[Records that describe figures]
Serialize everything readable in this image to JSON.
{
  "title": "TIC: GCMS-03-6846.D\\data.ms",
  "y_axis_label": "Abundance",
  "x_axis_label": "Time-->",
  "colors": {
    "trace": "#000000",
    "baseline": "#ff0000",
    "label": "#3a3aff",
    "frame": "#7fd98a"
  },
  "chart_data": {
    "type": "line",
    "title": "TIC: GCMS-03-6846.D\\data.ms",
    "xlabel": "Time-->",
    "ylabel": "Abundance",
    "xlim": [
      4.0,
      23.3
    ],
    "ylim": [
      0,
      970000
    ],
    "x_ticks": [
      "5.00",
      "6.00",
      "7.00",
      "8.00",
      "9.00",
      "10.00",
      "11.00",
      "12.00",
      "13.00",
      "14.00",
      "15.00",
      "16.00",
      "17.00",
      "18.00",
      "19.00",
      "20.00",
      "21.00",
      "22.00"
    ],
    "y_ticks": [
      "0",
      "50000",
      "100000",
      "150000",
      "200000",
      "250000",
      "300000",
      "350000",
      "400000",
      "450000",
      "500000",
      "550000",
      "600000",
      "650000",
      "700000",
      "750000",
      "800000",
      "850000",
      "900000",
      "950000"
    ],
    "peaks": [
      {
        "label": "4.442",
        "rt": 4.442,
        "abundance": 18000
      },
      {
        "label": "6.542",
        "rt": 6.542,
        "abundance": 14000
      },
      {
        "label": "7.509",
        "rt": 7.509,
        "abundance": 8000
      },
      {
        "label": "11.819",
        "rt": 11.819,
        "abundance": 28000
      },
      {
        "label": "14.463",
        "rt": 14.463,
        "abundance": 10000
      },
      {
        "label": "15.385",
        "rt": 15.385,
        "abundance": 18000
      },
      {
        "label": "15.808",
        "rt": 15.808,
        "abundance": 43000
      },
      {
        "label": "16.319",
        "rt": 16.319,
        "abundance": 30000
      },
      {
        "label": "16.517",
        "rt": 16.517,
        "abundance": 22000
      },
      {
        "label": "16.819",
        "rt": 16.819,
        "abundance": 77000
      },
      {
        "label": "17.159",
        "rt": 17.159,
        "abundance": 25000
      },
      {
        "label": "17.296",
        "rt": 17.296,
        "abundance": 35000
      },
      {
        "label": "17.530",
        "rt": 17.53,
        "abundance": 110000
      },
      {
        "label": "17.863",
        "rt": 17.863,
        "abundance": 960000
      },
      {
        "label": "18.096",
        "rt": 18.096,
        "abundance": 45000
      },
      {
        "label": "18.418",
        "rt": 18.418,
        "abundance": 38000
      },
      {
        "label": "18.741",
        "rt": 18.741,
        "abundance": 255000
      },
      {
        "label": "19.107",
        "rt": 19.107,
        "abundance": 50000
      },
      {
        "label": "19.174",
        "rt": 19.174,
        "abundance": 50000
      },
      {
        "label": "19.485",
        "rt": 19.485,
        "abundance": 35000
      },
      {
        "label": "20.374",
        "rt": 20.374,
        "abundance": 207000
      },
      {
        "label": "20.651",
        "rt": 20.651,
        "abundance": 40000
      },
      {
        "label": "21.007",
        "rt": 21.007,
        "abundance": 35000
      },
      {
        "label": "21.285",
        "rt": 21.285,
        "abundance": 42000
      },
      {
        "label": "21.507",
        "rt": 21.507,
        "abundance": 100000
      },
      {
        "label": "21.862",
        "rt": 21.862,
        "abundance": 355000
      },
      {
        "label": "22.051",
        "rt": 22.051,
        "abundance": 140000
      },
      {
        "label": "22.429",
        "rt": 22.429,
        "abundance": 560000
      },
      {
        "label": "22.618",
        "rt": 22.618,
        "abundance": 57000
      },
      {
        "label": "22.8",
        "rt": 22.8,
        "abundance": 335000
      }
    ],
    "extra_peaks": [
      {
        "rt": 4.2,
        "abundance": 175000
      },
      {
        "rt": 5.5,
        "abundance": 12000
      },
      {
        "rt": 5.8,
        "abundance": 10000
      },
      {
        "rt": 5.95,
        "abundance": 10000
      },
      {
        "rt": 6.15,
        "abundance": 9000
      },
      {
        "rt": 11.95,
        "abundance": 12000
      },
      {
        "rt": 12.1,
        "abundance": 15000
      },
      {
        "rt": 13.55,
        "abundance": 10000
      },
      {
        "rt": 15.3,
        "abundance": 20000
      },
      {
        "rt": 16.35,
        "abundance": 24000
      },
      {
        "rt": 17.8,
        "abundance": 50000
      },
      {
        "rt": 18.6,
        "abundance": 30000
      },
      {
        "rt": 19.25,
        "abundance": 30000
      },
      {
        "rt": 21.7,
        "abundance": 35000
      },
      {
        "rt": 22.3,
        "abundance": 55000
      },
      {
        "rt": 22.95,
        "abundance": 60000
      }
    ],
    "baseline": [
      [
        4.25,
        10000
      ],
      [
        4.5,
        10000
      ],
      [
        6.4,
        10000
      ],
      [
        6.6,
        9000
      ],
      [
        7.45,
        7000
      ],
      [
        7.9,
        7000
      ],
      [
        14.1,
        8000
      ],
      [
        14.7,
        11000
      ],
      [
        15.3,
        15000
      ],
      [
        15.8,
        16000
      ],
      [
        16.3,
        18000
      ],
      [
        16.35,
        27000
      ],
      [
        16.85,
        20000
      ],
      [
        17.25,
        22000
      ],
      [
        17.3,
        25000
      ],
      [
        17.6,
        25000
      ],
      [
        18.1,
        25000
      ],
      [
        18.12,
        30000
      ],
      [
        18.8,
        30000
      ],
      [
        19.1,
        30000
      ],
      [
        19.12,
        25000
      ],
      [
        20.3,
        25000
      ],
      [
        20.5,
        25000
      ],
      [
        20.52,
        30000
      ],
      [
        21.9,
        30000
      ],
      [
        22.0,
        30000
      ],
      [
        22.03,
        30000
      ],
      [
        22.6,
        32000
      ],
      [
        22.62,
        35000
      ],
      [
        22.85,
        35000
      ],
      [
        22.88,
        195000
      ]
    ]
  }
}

Exercise prompt
How many lines in the listing above contain the string "title"? Answer with the number only.

Correct result
2